§ Data shown
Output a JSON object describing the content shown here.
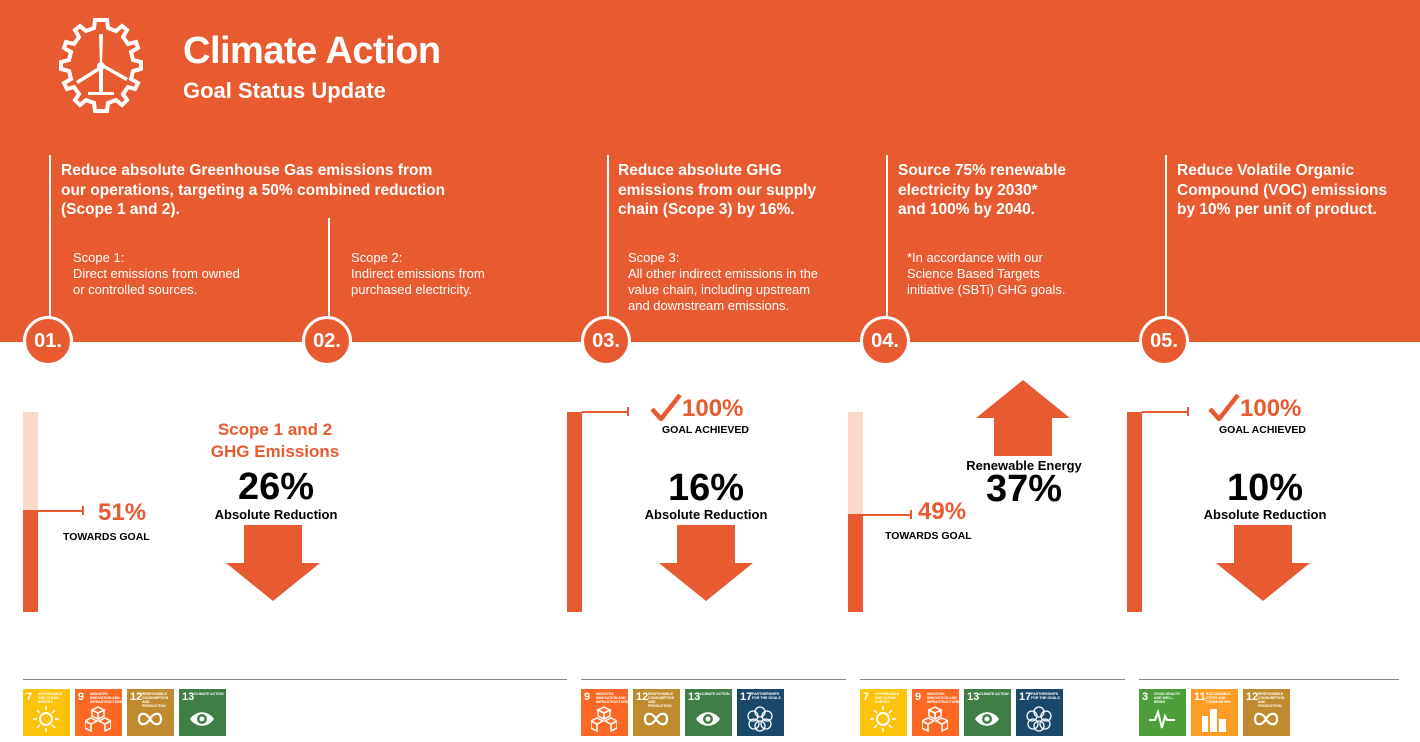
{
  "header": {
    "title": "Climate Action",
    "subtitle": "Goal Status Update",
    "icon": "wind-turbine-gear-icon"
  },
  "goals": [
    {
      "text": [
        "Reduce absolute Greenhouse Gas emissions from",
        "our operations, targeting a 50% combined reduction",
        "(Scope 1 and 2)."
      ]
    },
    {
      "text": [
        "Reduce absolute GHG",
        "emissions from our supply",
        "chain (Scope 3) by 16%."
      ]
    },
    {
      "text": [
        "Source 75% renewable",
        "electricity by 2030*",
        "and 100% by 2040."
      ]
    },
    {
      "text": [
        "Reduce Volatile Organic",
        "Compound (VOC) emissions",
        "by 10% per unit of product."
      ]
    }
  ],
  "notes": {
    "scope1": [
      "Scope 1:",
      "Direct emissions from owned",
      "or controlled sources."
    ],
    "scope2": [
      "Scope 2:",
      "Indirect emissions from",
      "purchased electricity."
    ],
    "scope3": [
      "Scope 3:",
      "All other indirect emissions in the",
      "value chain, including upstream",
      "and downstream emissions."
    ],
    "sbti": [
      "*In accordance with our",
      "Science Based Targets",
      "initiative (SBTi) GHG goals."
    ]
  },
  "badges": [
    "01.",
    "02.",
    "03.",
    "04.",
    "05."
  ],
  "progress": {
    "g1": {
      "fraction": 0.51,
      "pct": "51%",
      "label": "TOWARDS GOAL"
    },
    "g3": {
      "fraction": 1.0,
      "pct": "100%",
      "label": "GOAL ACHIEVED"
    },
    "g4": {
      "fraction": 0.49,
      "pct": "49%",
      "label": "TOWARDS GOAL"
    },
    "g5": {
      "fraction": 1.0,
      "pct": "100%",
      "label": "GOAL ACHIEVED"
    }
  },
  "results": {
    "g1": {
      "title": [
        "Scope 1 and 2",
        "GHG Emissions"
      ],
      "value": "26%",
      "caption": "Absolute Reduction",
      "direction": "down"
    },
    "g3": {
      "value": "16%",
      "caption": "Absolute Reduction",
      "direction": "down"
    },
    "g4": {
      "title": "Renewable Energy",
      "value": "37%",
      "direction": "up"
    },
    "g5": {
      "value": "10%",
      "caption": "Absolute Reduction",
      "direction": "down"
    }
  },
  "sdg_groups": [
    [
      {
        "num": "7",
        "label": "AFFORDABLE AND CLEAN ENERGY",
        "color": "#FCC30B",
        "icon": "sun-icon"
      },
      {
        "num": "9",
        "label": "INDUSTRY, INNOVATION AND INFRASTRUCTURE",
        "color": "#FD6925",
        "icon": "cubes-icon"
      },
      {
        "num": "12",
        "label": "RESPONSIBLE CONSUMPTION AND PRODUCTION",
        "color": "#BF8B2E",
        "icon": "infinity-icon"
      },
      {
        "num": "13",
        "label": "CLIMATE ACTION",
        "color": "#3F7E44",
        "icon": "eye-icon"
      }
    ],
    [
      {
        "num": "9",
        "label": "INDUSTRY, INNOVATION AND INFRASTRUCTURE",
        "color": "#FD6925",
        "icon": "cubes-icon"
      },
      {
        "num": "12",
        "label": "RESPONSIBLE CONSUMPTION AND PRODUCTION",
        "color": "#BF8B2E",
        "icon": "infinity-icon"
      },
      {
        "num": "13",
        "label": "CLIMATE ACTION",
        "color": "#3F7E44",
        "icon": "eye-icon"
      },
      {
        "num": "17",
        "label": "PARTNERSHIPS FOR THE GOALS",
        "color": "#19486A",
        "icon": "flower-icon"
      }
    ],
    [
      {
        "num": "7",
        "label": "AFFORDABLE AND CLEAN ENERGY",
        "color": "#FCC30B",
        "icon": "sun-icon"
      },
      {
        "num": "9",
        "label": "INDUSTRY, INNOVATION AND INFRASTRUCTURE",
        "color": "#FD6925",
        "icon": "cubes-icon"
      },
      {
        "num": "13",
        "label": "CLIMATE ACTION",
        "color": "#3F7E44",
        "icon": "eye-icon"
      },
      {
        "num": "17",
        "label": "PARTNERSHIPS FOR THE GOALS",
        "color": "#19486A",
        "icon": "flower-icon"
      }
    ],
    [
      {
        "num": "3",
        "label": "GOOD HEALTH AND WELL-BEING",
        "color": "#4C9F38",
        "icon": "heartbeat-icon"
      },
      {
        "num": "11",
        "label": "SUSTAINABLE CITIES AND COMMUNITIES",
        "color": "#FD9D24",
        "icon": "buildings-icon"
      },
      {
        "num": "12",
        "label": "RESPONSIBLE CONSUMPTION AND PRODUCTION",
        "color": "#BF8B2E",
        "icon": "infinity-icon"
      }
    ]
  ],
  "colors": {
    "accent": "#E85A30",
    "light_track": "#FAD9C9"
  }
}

§ Problem to solve
Working from the listing above, pick out every line that has "fraction" and copy it.

§ The result
      "fraction": 0.51,
      "fraction": 1.0,
      "fraction": 0.49,
      "fraction": 1.0,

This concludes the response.